- _Exercise_
Copy the records word for word, beginning with the first line and continuing through the line that contains "y-tick-label: 400 — [1206, 301, 1259, 337]", with that line included.
>> Start Source records
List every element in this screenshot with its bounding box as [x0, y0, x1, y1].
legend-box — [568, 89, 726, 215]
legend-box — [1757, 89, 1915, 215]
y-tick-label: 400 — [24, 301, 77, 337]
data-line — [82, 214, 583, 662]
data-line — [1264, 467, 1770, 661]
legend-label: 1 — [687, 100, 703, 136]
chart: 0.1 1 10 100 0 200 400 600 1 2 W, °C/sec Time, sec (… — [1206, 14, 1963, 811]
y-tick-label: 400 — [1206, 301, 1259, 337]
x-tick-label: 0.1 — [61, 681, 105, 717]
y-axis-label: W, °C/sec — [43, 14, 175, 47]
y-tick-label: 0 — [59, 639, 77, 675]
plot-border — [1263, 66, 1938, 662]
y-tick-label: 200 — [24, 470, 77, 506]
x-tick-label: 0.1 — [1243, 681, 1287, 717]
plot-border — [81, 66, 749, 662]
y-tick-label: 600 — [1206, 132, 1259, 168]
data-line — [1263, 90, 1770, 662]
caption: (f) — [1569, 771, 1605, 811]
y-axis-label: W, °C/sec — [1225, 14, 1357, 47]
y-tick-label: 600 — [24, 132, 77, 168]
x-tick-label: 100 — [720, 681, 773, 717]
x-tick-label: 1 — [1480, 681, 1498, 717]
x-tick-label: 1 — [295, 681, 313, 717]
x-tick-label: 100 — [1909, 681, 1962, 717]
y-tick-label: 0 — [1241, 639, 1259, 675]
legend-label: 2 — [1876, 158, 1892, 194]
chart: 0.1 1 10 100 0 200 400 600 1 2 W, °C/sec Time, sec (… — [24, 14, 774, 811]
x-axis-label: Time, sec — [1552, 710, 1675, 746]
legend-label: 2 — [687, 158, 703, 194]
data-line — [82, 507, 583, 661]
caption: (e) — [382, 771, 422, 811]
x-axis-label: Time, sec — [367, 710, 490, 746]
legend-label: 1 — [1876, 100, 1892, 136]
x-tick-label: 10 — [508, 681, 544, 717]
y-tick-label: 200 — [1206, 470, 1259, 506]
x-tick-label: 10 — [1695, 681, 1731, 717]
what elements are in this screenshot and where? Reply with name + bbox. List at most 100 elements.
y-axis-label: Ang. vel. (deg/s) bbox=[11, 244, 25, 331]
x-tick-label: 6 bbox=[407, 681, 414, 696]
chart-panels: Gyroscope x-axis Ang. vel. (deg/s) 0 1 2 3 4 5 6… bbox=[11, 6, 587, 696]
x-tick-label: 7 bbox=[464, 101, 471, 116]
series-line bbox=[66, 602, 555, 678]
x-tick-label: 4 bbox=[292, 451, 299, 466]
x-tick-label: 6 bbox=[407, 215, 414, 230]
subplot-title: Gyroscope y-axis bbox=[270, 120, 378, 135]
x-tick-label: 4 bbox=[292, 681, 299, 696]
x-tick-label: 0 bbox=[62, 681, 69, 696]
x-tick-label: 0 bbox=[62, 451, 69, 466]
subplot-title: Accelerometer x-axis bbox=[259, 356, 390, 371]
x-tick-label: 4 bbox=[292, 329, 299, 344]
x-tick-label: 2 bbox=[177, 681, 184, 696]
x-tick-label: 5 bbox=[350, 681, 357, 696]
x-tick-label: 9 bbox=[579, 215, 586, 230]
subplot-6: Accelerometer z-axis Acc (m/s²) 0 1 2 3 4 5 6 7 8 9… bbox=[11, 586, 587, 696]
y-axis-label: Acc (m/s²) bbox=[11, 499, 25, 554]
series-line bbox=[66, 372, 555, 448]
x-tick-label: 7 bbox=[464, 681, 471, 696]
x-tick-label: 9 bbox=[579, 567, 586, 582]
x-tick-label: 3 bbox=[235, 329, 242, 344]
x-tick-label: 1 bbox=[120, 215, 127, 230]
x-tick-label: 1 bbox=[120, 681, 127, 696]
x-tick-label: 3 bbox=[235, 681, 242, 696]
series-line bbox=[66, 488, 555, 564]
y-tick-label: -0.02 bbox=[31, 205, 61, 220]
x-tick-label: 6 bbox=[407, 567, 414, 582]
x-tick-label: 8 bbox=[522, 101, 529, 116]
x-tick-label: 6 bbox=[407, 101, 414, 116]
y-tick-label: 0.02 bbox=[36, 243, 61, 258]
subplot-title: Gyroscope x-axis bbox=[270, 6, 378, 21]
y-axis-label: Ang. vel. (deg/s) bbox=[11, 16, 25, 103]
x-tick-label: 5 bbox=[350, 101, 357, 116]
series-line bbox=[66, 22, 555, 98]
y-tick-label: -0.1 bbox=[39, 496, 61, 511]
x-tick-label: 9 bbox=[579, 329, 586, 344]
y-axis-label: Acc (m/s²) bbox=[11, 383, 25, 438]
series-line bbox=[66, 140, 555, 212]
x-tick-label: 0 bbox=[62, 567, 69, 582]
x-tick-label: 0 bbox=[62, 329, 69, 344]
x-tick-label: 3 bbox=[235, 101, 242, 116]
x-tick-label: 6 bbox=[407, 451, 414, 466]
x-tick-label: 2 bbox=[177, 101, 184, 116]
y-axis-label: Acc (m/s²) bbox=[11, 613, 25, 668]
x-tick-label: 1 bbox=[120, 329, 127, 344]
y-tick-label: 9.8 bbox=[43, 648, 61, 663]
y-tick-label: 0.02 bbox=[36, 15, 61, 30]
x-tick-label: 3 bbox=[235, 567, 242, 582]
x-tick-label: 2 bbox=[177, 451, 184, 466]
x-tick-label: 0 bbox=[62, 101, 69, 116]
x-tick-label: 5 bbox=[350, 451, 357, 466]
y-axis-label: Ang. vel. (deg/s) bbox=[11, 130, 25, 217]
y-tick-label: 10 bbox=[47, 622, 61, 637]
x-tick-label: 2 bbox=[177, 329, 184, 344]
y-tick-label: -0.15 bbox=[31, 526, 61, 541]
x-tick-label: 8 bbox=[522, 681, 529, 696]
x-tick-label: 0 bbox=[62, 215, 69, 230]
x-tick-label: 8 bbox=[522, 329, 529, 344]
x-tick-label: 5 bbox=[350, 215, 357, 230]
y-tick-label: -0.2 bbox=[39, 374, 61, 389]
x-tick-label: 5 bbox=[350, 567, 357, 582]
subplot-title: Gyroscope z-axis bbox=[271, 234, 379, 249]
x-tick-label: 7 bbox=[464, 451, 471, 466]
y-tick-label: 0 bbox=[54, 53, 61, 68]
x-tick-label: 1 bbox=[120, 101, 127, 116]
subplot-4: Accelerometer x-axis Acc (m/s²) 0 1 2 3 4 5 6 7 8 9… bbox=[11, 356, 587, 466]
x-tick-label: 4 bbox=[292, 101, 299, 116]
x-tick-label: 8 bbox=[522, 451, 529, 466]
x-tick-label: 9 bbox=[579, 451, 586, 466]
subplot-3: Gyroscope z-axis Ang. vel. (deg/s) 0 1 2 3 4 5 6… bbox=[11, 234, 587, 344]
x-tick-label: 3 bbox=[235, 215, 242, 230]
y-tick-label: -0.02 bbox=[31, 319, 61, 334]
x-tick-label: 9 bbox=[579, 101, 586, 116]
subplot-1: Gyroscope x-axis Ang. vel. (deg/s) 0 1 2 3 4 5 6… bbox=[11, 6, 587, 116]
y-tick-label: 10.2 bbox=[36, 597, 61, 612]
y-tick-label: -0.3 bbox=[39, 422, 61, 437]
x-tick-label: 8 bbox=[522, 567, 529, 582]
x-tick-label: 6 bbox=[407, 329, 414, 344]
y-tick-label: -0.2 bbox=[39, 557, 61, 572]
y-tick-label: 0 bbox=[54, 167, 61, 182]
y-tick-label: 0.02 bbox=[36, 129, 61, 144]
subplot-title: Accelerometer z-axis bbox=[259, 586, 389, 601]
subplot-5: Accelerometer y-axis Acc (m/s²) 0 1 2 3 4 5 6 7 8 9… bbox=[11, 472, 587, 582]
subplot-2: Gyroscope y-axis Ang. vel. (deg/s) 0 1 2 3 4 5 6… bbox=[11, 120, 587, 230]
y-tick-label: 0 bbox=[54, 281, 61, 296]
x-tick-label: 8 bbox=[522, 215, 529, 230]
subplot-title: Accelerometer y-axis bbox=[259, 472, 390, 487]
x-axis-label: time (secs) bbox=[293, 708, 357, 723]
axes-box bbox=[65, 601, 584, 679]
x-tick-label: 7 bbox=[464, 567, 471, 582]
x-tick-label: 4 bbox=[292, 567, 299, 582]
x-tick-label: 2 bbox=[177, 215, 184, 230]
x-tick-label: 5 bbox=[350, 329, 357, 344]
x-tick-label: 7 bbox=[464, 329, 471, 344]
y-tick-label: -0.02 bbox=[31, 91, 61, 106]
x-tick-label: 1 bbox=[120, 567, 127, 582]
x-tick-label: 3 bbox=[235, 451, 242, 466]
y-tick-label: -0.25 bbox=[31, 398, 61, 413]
>> End Source records
- _Response below_
List every element in this screenshot with its bounding box as [x0, y0, x1, y1].
legend-box — [568, 89, 726, 215]
legend-box — [1757, 89, 1915, 215]
y-tick-label: 400 — [24, 301, 77, 337]
data-line — [82, 214, 583, 662]
data-line — [1264, 467, 1770, 661]
legend-label: 1 — [687, 100, 703, 136]
chart: 0.1 1 10 100 0 200 400 600 1 2 W, °C/sec Time, sec (… — [1206, 14, 1963, 811]
y-tick-label: 400 — [1206, 301, 1259, 337]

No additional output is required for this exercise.